[A run of records]
——————————

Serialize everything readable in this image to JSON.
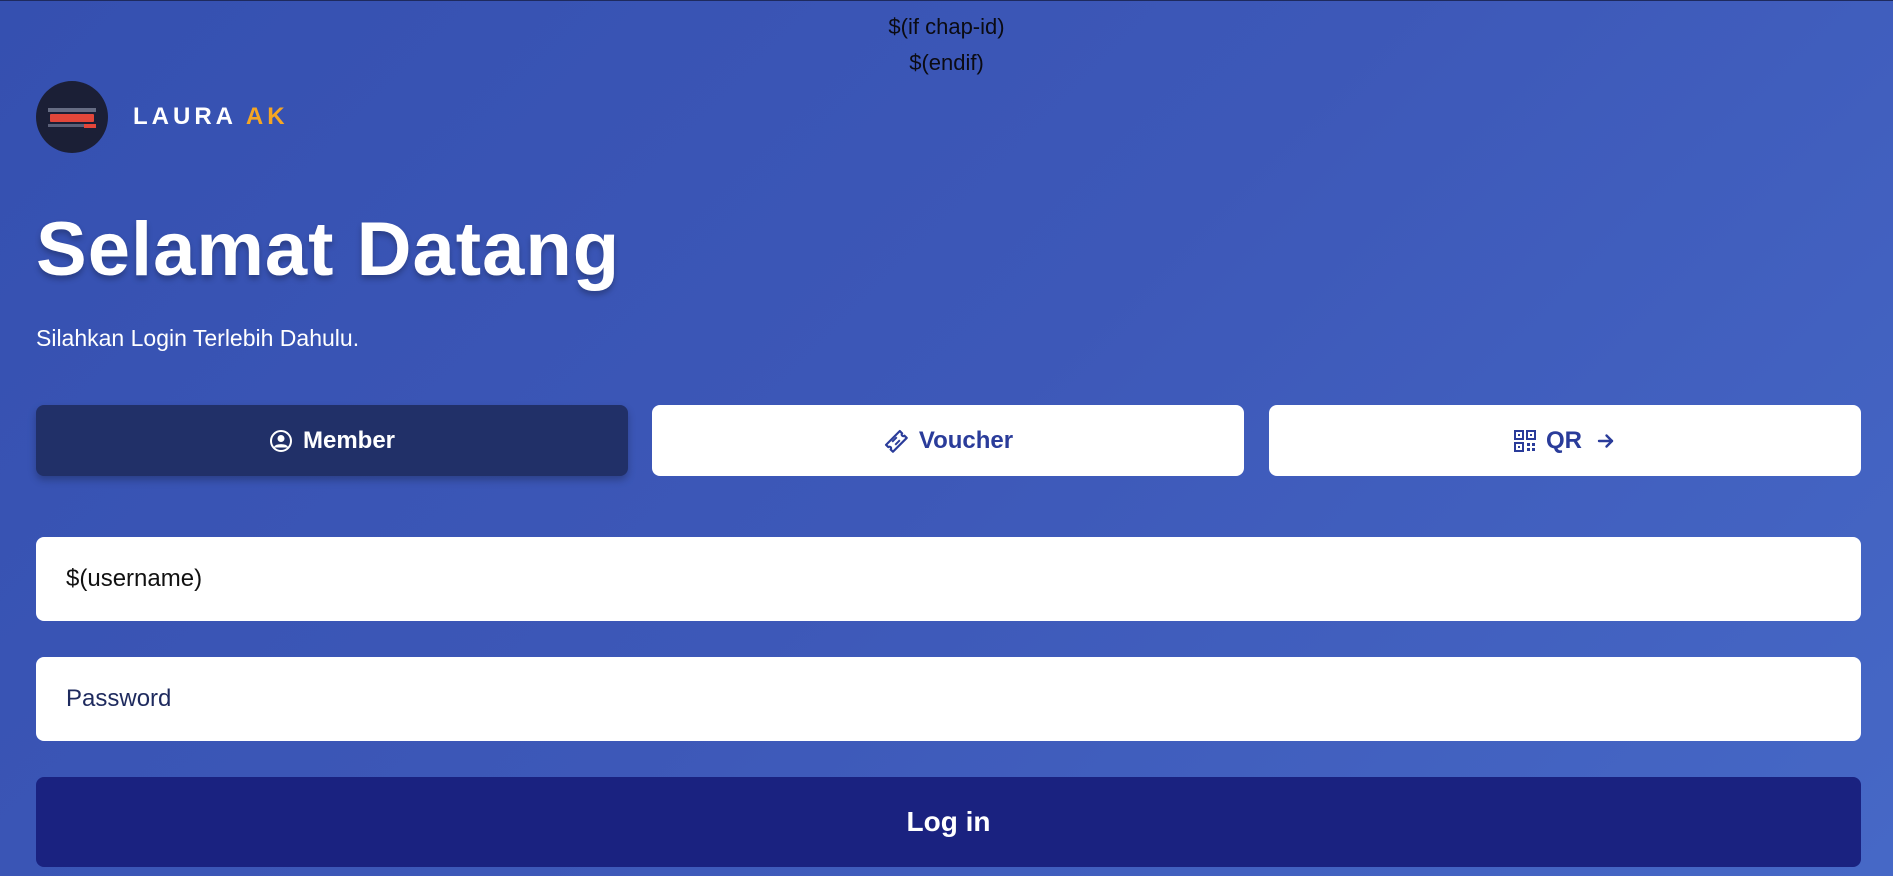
{
  "template": {
    "chap_if": "$(if chap-id)",
    "chap_endif": "$(endif)"
  },
  "brand": {
    "name_main": "LAURA",
    "name_accent": "AK",
    "accent_color": "#f5a623"
  },
  "hero": {
    "title": "Selamat Datang",
    "subtitle": "Silahkan Login Terlebih Dahulu."
  },
  "tabs": [
    {
      "label": "Member",
      "icon": "user-circle-icon",
      "active": true
    },
    {
      "label": "Voucher",
      "icon": "ticket-icon",
      "active": false
    },
    {
      "label": "QR",
      "icon": "qr-code-icon",
      "trailing_icon": "arrow-right-icon",
      "active": false
    }
  ],
  "form": {
    "username_value": "$(username)",
    "password_placeholder": "Password",
    "submit_label": "Log in"
  },
  "colors": {
    "background": "#3d58b8",
    "active_tab": "#213068",
    "login_button": "#1a2280",
    "tab_text": "#2a3c9a"
  }
}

——————————

> What the exercise asks: Each line that contains the word "icon" counts toward the total; give only that total.

> Output: 4